• Short problem: Restate the entire listing word for word.

- - - - - - -

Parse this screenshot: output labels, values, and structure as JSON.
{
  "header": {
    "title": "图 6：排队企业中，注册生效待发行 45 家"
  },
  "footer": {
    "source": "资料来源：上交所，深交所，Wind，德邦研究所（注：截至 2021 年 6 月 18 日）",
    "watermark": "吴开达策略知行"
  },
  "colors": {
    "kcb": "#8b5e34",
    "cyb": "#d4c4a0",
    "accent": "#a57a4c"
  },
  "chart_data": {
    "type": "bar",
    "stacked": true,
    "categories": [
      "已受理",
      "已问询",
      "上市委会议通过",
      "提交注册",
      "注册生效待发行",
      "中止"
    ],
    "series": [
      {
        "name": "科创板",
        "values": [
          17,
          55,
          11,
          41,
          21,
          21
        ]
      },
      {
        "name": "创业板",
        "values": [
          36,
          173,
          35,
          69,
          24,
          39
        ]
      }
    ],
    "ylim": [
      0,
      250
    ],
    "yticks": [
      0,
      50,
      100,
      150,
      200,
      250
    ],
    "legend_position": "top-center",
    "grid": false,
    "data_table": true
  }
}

- - - - - - -

• Right answer:
Parse this screenshot: output labels, values, and structure as JSON.
{
  "header": {
    "title": "图 6：排队企业中，注册生效待发行 45 家"
  },
  "footer": {
    "source": "资料来源：上交所，深交所，Wind，德邦研究所（注：截至 2021 年 6 月 18 日）",
    "watermark": "吴开达策略知行"
  },
  "colors": {
    "kcb": "#8b5e34",
    "cyb": "#d4c4a0",
    "accent": "#a57a4c"
  },
  "chart_data": {
    "type": "bar",
    "stacked": true,
    "categories": [
      "已受理",
      "已问询",
      "上市委会议通过",
      "提交注册",
      "注册生效待发行",
      "中止"
    ],
    "series": [
      {
        "name": "科创板",
        "values": [
          17,
          55,
          11,
          41,
          21,
          21
        ]
      },
      {
        "name": "创业板",
        "values": [
          36,
          173,
          35,
          69,
          24,
          39
        ]
      }
    ],
    "ylim": [
      0,
      250
    ],
    "yticks": [
      0,
      50,
      100,
      150,
      200,
      250
    ],
    "legend_position": "top-center",
    "grid": false,
    "data_table": true
  }
}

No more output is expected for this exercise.